§ WHAT YOU HAVE TO DO: Find the lines holding the string "this" in the data, then copy all of them.

§ Data entries for graphics:
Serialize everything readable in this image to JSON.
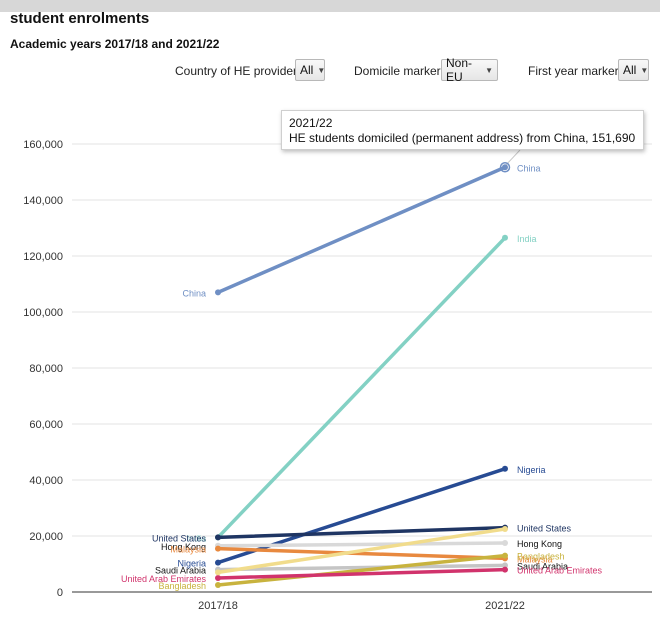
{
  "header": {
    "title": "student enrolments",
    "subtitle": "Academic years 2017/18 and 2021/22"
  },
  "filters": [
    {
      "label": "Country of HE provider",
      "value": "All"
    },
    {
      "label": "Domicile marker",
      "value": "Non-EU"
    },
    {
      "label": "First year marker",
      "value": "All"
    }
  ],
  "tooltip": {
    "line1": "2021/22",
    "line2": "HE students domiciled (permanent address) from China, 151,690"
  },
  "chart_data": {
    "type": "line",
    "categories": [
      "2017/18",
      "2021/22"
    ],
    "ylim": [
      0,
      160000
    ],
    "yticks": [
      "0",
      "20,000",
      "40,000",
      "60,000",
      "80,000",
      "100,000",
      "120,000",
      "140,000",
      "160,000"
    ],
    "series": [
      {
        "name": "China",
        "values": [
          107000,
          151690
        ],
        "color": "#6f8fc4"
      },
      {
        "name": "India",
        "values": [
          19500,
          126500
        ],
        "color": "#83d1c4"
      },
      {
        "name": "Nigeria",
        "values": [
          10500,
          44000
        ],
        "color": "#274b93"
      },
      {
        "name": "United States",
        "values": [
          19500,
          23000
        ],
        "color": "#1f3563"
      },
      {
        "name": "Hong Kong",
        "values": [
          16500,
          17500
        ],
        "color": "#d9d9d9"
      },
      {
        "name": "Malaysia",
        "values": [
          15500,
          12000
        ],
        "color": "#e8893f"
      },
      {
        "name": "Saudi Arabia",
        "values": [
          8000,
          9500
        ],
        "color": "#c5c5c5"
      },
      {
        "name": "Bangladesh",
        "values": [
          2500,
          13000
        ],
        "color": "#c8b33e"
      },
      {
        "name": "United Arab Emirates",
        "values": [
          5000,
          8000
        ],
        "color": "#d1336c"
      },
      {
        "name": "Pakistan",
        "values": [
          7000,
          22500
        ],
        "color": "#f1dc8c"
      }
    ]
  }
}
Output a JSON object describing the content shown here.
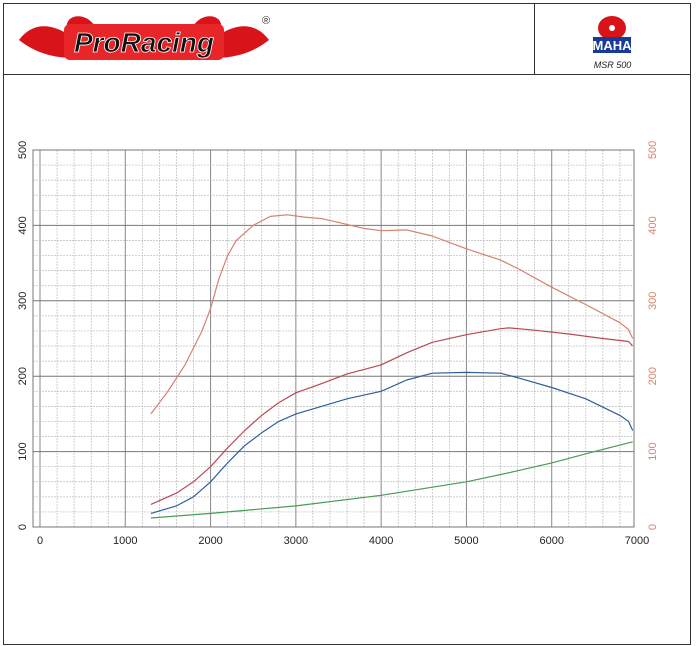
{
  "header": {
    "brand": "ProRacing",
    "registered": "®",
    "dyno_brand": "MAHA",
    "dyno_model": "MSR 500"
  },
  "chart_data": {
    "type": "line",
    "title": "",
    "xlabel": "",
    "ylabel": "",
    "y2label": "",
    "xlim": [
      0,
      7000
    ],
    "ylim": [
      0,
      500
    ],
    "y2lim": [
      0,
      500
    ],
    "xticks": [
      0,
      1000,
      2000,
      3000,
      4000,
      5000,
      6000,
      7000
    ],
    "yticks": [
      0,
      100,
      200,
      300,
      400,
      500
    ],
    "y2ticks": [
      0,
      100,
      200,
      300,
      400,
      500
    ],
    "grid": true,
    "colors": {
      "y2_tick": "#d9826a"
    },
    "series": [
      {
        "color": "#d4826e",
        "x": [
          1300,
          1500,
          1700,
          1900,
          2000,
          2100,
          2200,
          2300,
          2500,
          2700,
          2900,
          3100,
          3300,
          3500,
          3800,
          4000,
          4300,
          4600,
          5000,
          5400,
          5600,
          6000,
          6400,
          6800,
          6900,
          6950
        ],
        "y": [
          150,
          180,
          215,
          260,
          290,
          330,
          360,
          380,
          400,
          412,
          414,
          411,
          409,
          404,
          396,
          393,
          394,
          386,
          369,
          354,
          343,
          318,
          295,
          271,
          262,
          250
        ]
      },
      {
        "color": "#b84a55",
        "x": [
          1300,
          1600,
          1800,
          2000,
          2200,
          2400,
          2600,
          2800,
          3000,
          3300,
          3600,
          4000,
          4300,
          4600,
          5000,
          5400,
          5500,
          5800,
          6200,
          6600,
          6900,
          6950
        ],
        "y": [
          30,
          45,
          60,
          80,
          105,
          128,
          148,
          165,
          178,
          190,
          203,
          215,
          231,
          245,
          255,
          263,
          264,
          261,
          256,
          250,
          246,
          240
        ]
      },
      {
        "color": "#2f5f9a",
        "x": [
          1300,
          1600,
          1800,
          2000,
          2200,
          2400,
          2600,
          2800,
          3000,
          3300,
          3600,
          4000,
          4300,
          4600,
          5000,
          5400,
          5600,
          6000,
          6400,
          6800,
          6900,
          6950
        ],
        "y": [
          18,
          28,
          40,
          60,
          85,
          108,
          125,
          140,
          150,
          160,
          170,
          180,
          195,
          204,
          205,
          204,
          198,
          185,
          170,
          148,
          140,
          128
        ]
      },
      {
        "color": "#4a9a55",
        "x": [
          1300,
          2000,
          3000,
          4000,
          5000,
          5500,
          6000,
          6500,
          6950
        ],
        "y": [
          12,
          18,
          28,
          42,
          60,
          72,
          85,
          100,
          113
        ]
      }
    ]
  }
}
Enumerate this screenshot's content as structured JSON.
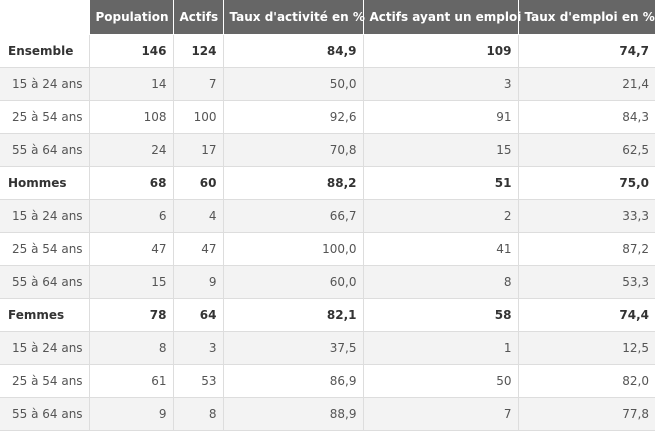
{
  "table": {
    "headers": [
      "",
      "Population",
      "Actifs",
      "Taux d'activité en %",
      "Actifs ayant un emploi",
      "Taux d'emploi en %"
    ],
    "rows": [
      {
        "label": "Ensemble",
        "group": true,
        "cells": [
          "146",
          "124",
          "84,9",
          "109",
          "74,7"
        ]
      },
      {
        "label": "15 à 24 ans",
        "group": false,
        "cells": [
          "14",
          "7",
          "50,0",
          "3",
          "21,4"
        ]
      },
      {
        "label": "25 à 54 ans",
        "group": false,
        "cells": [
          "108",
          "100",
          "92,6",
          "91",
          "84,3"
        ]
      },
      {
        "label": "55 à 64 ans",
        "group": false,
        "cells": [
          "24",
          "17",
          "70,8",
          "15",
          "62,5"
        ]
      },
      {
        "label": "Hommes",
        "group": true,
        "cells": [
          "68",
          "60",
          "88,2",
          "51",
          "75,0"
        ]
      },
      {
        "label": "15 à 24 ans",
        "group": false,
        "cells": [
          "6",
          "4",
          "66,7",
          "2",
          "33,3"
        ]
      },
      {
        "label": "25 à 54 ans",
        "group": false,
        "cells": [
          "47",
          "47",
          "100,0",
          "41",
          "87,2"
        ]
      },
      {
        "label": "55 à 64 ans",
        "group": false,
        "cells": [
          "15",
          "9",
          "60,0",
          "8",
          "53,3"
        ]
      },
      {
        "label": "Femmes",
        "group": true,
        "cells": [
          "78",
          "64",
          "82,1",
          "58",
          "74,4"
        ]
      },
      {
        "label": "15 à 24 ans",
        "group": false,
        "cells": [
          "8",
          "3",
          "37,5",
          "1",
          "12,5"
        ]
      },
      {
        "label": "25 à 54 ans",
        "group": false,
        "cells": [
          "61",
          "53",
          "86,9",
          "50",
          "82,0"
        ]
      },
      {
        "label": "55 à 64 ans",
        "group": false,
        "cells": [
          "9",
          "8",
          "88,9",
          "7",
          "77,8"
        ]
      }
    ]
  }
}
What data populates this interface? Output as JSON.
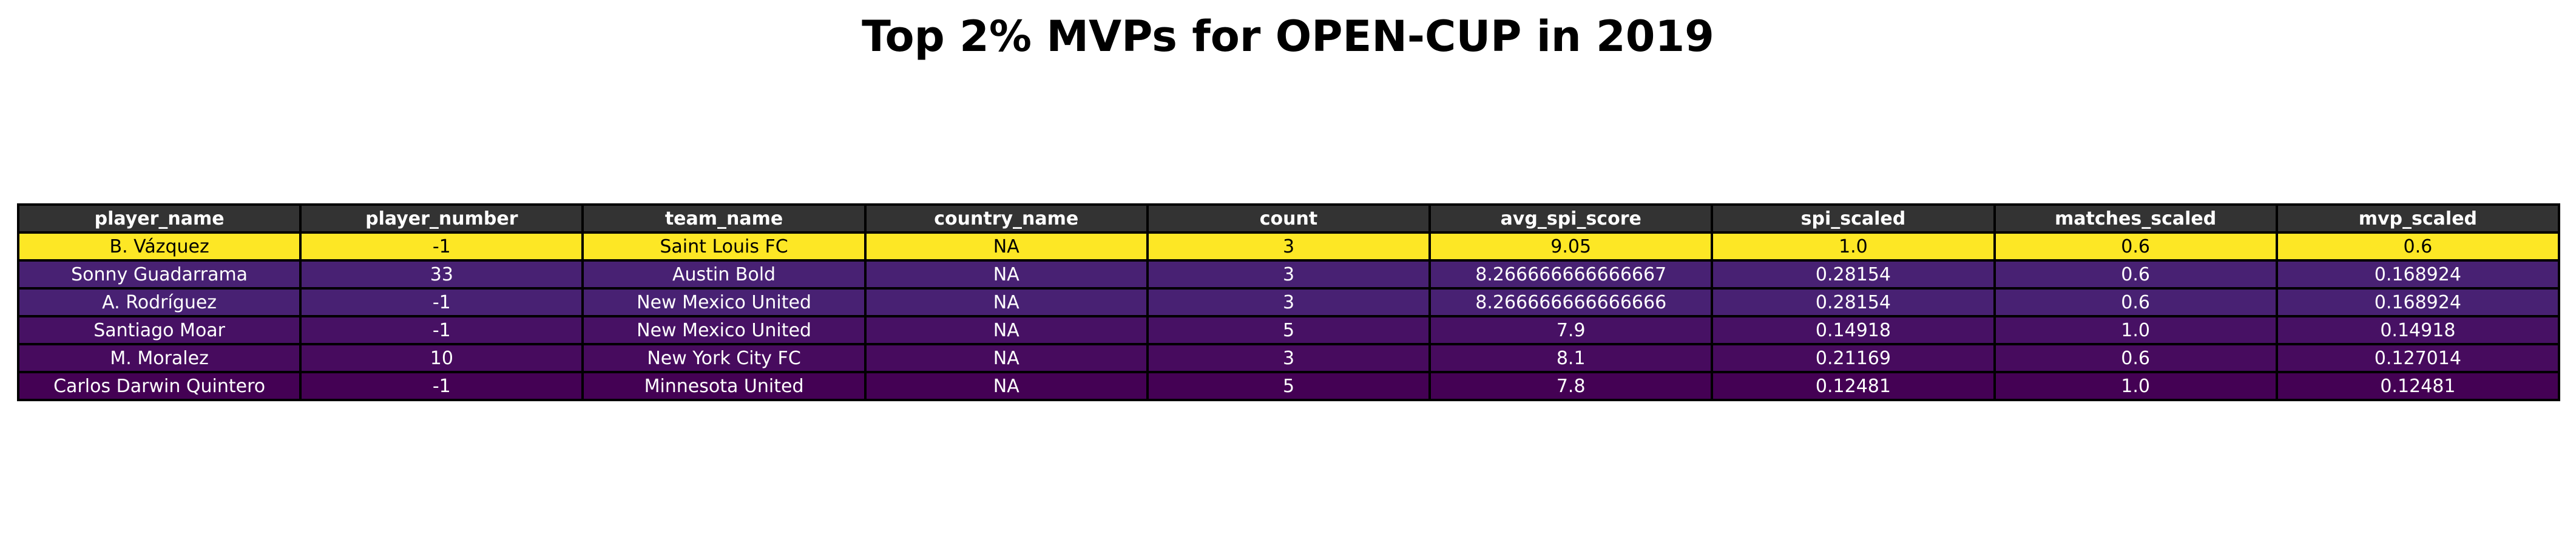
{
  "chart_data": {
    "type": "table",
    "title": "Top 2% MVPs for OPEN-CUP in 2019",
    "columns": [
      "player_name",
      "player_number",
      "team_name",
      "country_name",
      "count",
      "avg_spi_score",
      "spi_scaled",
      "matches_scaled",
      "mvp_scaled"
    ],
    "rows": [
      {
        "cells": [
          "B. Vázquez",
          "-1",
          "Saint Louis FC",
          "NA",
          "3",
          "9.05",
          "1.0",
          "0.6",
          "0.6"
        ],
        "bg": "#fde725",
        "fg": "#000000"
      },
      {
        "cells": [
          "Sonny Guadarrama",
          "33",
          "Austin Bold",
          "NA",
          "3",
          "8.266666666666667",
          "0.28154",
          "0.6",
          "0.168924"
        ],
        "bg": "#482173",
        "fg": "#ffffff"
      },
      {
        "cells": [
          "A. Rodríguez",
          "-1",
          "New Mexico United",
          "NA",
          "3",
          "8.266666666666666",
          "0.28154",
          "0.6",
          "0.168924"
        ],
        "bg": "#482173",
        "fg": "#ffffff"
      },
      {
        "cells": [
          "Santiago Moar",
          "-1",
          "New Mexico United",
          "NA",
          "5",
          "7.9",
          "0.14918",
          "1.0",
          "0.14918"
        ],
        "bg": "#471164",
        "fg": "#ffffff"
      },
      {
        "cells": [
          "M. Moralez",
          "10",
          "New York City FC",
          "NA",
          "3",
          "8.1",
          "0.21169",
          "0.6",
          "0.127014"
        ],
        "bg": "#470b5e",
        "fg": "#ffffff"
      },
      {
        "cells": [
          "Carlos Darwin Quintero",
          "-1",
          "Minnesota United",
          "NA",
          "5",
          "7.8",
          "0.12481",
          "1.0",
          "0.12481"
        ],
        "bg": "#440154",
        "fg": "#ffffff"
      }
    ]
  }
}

§ ANSWER BELOW:
Serialize everything readable in this image to JSON.
Enumerate this screenshot's content as structured JSON.
What data populates this interface? Output as JSON.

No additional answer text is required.